--- START DATA SUPPLIED ---

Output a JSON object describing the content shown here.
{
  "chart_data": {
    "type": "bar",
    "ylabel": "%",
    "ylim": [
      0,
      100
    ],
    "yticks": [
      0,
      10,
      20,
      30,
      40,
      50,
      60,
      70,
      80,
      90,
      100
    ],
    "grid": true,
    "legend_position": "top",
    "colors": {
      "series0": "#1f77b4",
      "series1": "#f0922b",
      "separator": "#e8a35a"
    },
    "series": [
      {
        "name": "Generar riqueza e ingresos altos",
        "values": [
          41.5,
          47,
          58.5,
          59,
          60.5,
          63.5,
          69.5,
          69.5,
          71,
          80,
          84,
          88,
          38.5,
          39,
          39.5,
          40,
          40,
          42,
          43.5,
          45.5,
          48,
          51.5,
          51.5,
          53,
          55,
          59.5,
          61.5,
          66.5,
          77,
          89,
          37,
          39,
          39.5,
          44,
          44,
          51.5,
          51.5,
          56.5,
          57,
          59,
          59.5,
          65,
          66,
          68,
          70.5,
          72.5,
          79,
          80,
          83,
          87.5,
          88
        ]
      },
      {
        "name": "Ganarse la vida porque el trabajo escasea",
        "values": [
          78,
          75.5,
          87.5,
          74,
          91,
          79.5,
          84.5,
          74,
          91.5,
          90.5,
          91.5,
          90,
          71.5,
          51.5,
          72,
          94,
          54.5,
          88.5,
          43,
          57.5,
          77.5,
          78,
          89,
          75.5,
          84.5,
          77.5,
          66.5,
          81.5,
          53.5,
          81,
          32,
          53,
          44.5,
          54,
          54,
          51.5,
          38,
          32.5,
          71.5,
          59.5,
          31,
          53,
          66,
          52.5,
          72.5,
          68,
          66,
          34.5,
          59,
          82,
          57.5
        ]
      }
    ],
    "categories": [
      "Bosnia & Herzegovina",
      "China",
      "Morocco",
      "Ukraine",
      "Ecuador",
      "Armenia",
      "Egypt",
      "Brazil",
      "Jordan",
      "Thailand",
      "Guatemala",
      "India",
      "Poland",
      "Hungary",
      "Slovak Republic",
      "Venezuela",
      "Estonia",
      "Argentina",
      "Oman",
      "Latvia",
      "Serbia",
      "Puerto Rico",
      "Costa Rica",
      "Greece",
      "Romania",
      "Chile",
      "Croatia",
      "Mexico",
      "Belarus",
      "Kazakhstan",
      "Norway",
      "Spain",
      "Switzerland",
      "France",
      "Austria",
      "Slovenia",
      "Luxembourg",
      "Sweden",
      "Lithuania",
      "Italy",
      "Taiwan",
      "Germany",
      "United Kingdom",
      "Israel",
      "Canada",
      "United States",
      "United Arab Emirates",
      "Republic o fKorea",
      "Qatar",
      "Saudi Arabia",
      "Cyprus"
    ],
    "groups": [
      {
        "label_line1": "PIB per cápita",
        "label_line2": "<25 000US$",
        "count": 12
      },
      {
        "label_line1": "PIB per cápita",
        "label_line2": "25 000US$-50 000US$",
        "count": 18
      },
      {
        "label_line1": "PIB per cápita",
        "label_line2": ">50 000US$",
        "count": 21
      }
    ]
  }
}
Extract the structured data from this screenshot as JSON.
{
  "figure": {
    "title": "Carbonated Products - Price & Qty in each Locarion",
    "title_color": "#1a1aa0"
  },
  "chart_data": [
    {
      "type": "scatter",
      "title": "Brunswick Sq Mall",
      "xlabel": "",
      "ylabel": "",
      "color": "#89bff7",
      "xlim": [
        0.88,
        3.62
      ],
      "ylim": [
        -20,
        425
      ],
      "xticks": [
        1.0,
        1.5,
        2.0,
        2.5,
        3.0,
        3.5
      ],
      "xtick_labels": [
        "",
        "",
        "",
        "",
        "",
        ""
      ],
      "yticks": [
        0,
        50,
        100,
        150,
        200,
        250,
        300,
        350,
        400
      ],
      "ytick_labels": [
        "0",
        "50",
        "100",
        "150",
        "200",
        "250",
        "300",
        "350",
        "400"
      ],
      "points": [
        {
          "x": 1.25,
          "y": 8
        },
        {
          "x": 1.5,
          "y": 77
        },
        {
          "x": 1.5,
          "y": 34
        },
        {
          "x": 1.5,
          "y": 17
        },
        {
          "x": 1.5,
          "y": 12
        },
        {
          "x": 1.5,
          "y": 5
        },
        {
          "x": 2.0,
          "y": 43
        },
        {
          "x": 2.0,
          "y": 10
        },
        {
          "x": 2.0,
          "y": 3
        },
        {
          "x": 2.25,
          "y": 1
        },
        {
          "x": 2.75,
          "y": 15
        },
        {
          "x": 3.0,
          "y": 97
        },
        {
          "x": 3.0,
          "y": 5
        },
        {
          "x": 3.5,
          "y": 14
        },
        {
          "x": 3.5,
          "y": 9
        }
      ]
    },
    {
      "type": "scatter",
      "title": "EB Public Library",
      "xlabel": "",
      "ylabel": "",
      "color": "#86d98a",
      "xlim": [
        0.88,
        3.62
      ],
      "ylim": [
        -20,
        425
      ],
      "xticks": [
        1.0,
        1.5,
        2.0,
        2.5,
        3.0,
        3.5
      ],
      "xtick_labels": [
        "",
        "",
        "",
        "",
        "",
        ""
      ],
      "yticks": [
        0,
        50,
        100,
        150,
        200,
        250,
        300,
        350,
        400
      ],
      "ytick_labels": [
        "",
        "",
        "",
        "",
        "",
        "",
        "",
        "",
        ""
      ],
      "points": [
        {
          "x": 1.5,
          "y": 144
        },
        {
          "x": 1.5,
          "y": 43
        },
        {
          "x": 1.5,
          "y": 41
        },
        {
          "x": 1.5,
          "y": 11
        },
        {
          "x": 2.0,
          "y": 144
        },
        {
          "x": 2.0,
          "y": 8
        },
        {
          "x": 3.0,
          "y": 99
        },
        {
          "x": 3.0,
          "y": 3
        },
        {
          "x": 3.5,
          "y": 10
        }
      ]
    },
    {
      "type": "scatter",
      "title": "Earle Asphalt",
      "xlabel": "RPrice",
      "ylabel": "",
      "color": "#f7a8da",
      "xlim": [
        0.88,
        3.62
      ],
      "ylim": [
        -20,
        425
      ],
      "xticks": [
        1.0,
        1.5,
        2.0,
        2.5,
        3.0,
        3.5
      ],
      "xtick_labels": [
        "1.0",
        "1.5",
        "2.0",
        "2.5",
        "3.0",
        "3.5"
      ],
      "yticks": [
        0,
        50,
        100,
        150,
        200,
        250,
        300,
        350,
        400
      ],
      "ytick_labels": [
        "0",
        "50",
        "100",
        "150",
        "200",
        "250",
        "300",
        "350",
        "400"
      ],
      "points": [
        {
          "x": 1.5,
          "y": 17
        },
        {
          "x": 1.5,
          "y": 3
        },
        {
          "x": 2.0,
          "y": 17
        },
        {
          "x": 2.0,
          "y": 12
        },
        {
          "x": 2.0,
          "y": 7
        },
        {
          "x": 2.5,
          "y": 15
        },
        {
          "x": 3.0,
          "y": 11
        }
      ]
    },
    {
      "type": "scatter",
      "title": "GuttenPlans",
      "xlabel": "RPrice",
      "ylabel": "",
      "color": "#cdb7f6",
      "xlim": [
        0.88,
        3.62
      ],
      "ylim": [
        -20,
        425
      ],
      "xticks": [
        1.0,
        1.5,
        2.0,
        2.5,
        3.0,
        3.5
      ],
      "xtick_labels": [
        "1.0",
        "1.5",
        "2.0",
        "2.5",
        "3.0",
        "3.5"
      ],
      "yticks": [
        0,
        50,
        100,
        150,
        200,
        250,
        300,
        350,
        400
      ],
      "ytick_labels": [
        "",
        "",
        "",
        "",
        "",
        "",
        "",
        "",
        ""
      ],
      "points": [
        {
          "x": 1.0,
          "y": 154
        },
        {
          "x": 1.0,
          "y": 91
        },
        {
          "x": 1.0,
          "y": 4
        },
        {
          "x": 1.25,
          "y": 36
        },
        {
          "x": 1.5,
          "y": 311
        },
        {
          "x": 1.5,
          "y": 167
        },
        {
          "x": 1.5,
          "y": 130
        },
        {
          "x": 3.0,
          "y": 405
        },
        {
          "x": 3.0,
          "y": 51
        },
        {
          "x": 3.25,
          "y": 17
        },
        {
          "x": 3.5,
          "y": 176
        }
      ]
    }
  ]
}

--- END DATA SUPPLIED ---

### PROBLEM REQUIREMENTS
Look through the records and gather each line with the word "JSON".

### FULL RESPONSE
Output a JSON object describing the content shown here.
Extract the structured data from this screenshot as JSON.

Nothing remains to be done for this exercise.